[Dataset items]
* * *
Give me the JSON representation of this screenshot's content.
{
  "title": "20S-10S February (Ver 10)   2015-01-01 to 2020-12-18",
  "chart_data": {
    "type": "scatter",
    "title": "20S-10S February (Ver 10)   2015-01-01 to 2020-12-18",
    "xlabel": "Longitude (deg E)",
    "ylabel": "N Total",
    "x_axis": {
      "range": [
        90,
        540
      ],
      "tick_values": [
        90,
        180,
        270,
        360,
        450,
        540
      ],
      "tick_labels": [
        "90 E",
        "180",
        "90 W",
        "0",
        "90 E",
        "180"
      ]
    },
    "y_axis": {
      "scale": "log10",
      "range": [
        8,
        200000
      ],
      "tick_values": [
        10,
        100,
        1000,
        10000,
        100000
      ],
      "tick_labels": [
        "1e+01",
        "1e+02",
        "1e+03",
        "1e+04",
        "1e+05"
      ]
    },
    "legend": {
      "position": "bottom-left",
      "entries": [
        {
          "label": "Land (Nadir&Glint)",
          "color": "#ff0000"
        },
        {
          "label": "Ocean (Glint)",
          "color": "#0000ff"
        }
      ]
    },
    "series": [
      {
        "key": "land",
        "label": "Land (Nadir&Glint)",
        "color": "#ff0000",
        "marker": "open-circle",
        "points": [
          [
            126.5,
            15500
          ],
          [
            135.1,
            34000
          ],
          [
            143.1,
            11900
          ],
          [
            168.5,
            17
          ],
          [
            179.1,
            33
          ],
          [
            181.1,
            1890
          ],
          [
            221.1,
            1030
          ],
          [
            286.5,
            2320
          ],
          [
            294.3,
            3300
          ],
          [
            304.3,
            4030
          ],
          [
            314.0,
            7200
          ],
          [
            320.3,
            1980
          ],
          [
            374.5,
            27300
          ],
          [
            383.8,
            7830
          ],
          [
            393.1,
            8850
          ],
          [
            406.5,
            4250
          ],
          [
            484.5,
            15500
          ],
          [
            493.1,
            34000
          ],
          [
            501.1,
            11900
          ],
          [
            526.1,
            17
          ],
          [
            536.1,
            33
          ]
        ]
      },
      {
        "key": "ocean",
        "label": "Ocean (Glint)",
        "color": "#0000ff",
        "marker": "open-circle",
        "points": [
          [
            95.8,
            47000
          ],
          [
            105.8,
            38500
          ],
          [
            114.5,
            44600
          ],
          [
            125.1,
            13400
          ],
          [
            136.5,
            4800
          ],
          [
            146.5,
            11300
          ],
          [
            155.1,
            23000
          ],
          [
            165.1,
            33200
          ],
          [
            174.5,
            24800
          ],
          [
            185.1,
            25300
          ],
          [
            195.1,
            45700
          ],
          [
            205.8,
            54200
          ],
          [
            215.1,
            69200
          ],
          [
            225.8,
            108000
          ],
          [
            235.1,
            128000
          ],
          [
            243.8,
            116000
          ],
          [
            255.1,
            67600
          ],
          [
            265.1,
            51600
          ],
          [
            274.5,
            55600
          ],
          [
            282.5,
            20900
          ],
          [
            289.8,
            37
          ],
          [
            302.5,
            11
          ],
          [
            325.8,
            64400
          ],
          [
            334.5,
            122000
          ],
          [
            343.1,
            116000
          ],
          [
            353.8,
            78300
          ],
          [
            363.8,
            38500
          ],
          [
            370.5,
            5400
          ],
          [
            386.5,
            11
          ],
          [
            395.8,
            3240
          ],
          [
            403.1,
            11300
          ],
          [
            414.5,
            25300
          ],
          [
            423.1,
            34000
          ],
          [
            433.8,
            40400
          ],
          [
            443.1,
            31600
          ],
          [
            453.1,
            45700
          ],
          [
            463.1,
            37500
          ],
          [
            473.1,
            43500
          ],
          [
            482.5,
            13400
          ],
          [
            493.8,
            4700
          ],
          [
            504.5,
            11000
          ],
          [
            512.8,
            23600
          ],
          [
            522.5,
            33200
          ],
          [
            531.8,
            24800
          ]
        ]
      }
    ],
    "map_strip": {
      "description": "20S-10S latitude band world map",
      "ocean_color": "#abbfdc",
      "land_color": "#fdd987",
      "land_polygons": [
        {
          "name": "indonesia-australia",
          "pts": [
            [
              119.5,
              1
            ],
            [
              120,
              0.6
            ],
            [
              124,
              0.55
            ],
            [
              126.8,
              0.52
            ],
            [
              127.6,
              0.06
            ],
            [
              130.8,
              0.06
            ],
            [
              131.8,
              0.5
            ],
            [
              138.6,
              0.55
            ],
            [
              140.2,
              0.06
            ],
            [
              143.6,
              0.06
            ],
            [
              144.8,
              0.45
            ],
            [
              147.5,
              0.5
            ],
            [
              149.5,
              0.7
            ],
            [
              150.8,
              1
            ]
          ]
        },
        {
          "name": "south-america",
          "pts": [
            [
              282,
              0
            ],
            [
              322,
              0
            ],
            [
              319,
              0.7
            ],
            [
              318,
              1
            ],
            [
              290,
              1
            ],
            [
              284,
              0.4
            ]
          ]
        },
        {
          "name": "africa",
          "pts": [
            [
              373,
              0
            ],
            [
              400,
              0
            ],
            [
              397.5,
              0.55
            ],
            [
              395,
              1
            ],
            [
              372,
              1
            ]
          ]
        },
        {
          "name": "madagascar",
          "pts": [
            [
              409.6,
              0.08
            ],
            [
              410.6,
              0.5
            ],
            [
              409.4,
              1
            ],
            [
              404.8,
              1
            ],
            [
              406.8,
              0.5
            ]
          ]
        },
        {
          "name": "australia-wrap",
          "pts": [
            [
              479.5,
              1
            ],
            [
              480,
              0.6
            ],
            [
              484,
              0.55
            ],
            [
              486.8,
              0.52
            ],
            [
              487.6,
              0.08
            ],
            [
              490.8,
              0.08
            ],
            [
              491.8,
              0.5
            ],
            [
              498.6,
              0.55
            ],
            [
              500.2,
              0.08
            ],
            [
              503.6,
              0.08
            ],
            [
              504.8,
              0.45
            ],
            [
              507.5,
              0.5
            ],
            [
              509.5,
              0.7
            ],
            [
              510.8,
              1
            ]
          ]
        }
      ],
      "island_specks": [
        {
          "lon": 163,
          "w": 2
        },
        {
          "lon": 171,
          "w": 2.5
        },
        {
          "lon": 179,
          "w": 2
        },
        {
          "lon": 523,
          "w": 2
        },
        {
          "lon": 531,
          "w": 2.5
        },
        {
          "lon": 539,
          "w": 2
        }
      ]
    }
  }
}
* * *
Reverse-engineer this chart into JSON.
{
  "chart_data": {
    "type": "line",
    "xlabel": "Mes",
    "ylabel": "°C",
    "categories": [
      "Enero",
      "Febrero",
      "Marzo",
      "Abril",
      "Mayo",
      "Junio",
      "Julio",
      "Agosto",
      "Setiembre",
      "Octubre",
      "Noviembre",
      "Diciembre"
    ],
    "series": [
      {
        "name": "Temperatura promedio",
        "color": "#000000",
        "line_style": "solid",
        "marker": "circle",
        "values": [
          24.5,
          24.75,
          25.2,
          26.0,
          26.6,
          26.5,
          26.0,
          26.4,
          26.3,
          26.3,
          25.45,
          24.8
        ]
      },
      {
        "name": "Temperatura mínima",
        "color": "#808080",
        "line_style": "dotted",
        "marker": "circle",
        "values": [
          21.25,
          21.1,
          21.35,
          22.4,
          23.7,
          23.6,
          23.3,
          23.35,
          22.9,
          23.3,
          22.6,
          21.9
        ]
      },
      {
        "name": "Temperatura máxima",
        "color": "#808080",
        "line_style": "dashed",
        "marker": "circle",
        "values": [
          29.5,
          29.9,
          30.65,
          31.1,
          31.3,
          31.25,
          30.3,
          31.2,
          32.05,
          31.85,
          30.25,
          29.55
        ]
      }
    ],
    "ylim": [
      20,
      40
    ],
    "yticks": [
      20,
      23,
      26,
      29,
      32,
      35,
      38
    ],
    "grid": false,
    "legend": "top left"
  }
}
* * *
- TASK OBJECTIVE -
From the listing above, collect every line that mentions the word "australia".

- TASK OUTPUT -
          "name": "indonesia-australia",
          "name": "australia-wrap",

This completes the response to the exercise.